▶ [Requirements] Would you pull out every line of the material that contains the string "Minimizer"?

▶ [Dataset entries]

--- Begin ---

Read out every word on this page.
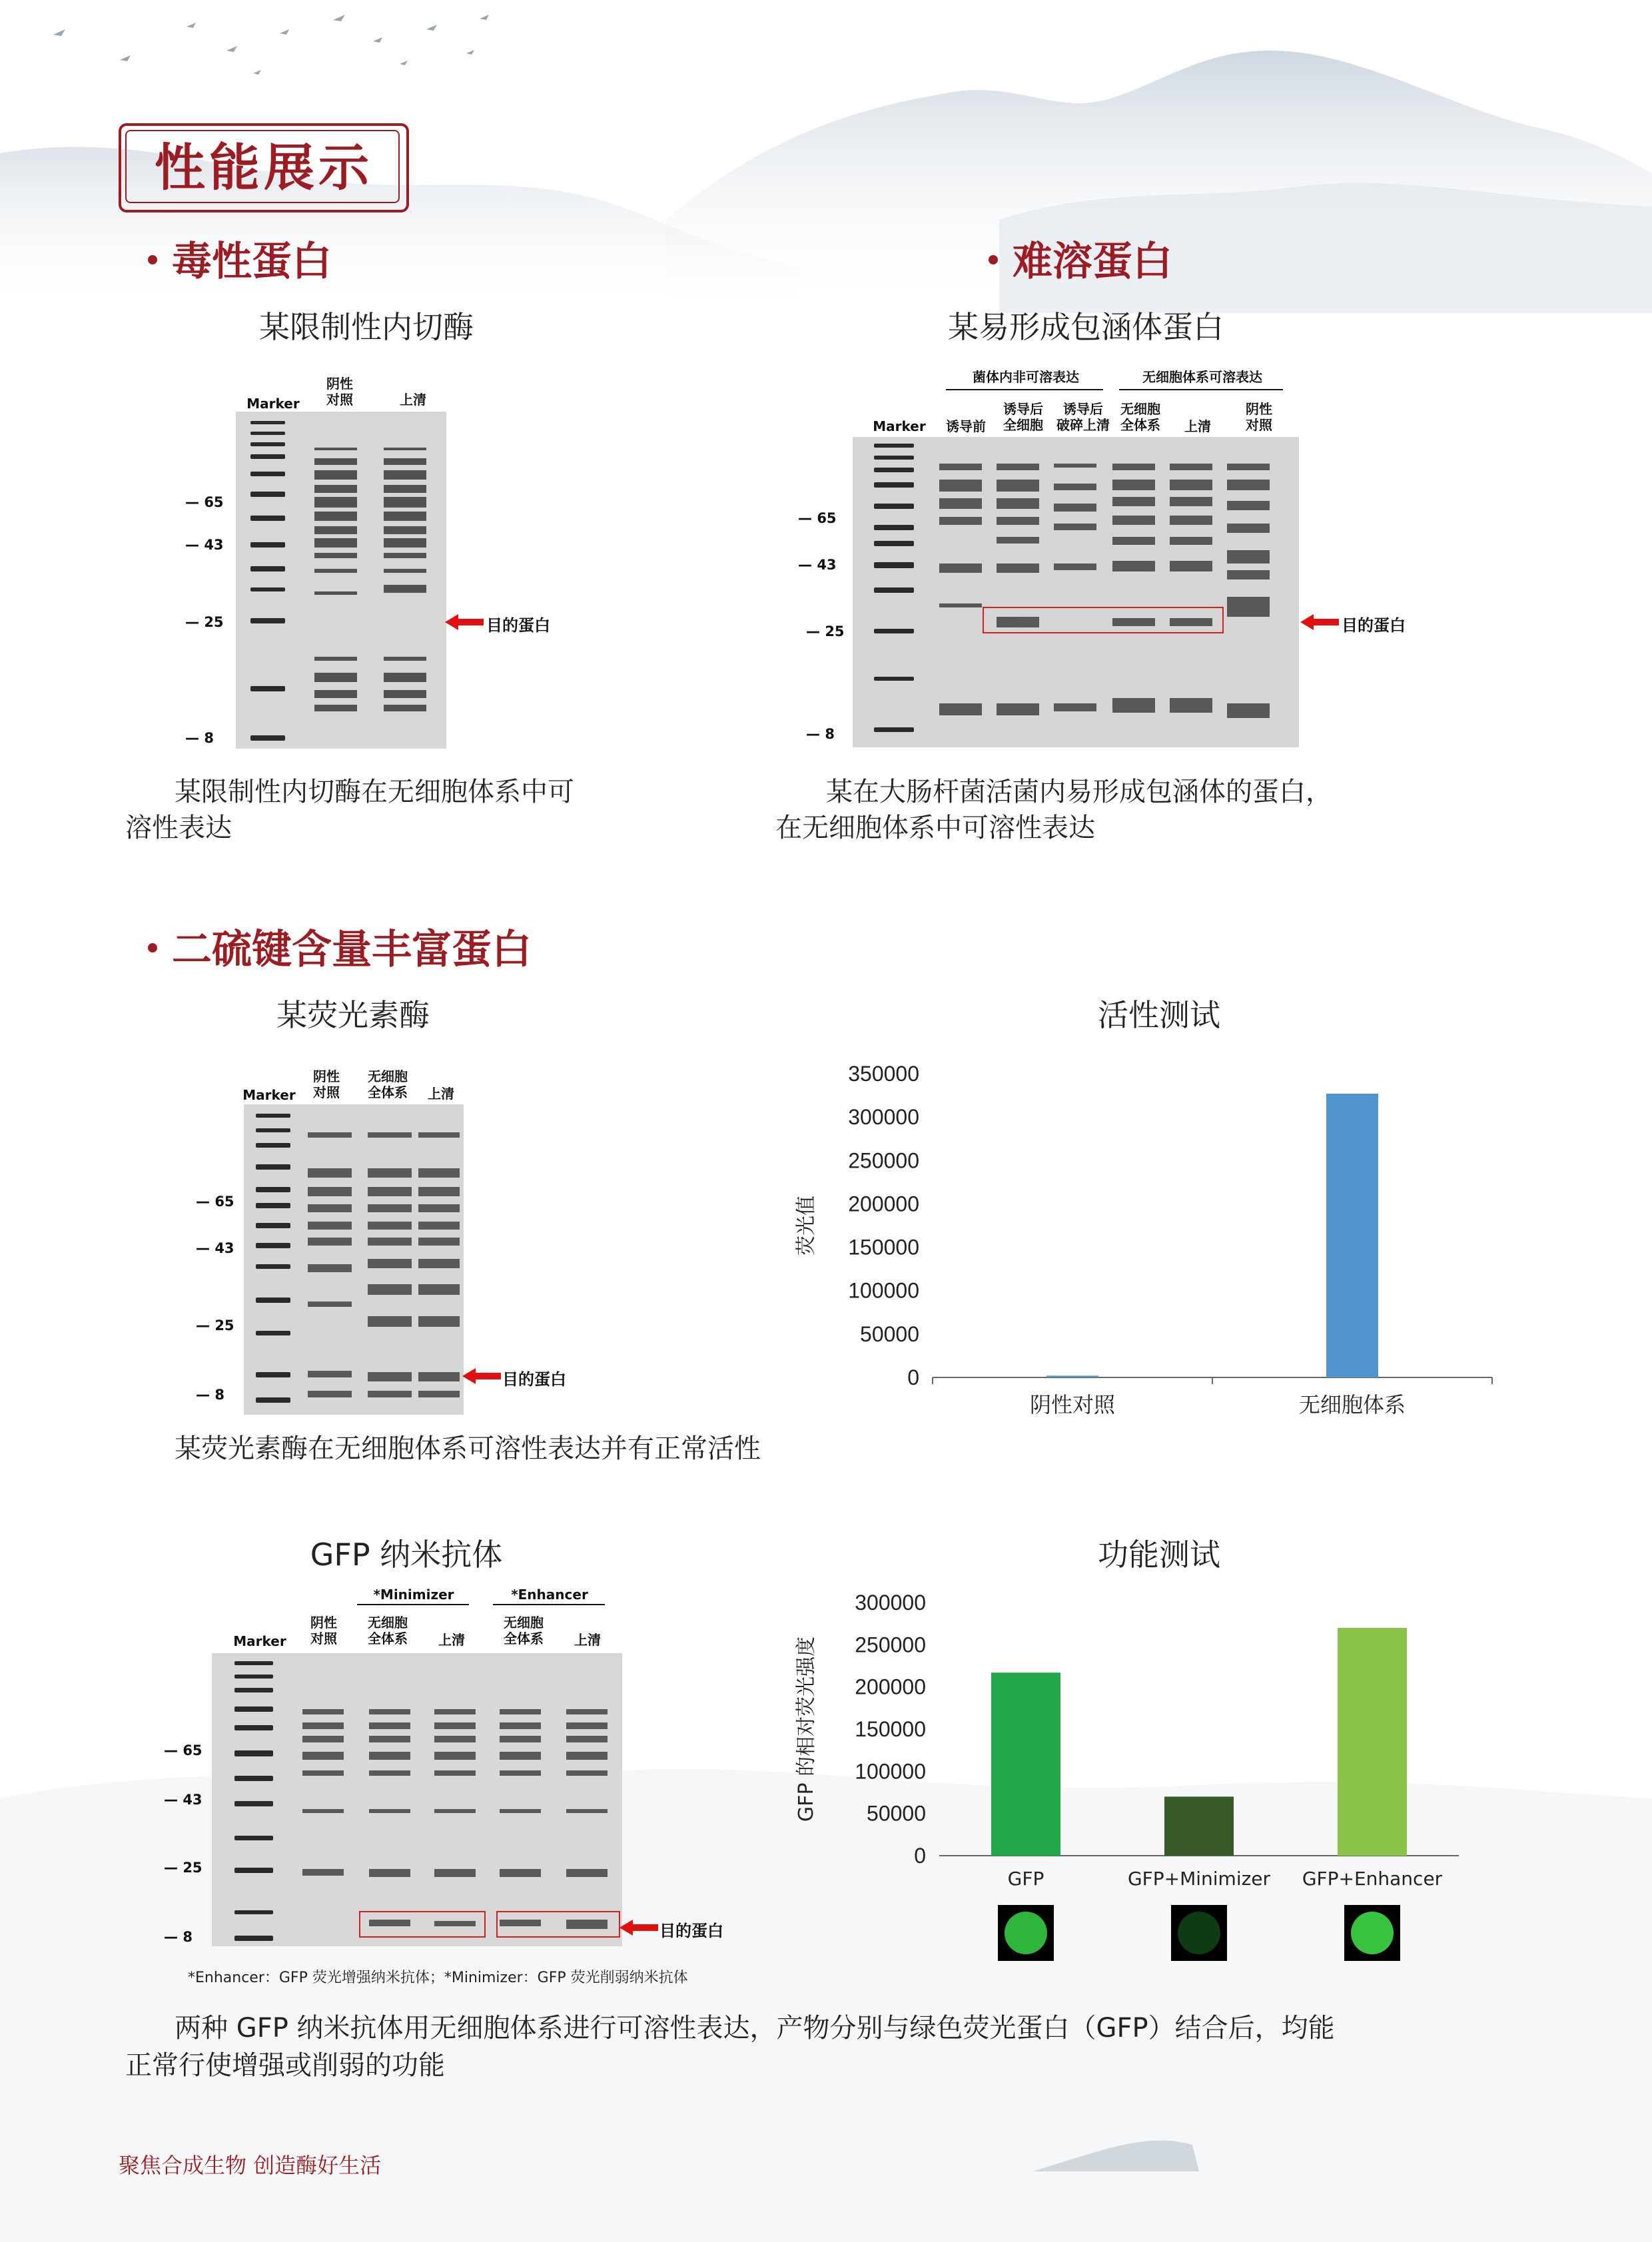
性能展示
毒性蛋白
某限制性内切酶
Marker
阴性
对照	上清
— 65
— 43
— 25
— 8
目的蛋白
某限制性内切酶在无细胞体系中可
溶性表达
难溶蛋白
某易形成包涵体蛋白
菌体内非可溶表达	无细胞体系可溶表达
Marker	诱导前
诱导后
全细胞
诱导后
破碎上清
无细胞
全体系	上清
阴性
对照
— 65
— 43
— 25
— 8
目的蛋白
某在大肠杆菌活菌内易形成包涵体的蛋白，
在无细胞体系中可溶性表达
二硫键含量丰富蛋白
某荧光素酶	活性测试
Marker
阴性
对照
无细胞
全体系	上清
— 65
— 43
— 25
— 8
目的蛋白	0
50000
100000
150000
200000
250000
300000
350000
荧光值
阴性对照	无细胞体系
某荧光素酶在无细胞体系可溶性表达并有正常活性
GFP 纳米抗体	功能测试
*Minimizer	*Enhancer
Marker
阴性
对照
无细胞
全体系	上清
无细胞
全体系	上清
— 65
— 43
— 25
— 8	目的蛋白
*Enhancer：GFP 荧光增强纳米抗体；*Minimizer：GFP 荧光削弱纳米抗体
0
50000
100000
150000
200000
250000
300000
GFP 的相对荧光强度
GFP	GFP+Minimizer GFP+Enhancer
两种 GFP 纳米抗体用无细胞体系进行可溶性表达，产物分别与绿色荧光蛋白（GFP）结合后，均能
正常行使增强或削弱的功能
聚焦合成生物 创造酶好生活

--- End ---

▶ [Written solution]
*Minimizer	*Enhancer
*Enhancer：GFP 荧光增强纳米抗体；*Minimizer：GFP 荧光削弱纳米抗体
GFP	GFP+Minimizer GFP+Enhancer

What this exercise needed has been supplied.